WRITTEN PROBLEM: Below are the records; collect from them each line containing the string "JSON".

[Figure content listings]

-- begin --

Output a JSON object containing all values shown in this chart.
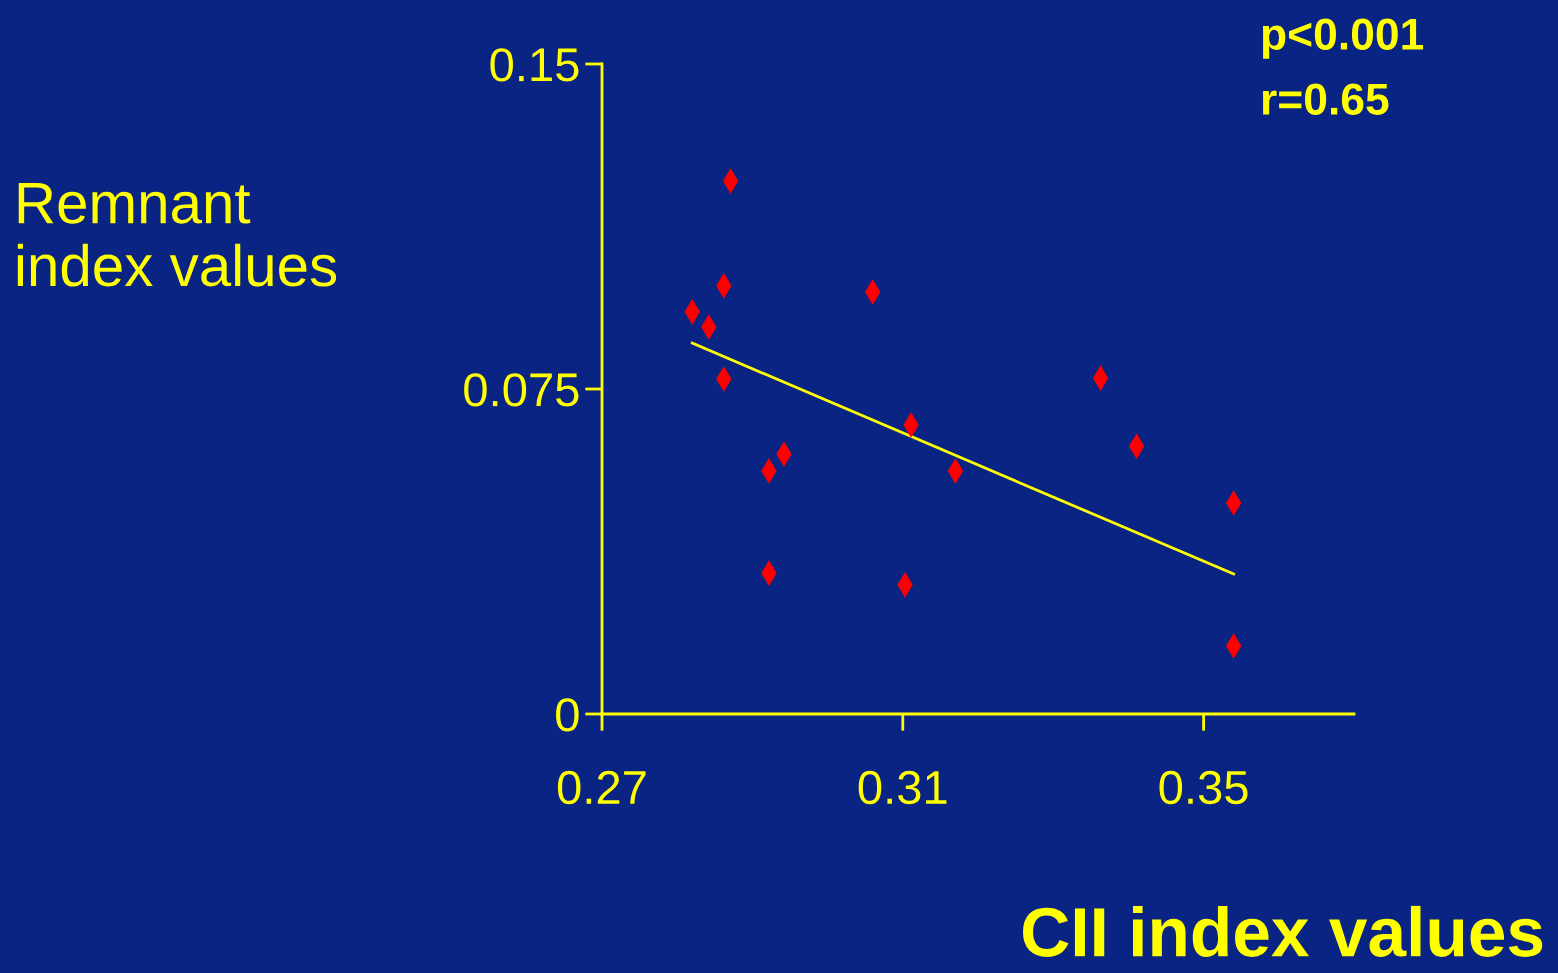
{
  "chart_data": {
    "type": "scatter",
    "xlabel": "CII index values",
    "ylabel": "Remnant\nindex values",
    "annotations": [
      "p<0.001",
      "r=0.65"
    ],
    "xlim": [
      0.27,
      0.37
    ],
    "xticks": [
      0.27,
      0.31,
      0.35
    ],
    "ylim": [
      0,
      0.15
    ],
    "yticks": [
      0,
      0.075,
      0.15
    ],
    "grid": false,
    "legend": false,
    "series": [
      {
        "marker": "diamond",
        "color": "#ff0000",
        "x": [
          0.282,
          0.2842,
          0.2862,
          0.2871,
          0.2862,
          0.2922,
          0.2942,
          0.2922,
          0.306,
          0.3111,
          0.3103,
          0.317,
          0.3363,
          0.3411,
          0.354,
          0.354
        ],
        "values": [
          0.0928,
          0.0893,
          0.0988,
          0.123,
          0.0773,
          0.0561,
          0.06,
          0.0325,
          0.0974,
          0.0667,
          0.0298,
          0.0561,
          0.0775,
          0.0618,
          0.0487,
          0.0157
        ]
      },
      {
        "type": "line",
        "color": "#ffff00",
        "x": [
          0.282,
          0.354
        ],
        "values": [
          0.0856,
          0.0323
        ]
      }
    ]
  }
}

-- end --
-- begin --

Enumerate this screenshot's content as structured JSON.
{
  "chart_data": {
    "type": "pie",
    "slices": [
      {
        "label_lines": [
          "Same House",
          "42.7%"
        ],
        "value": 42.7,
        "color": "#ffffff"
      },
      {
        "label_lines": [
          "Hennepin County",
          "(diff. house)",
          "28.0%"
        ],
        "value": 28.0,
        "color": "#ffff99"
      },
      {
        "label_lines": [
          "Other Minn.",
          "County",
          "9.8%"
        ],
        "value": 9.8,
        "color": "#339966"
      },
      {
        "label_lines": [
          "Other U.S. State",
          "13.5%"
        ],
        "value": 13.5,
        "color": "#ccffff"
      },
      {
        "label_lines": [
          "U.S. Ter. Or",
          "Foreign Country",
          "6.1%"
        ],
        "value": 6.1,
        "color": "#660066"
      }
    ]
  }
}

-- end --

RESULT OF THE EXERCISE:
Output a JSON object containing all values shown in this chart.
Enumerate this screenshot's content as structured JSON.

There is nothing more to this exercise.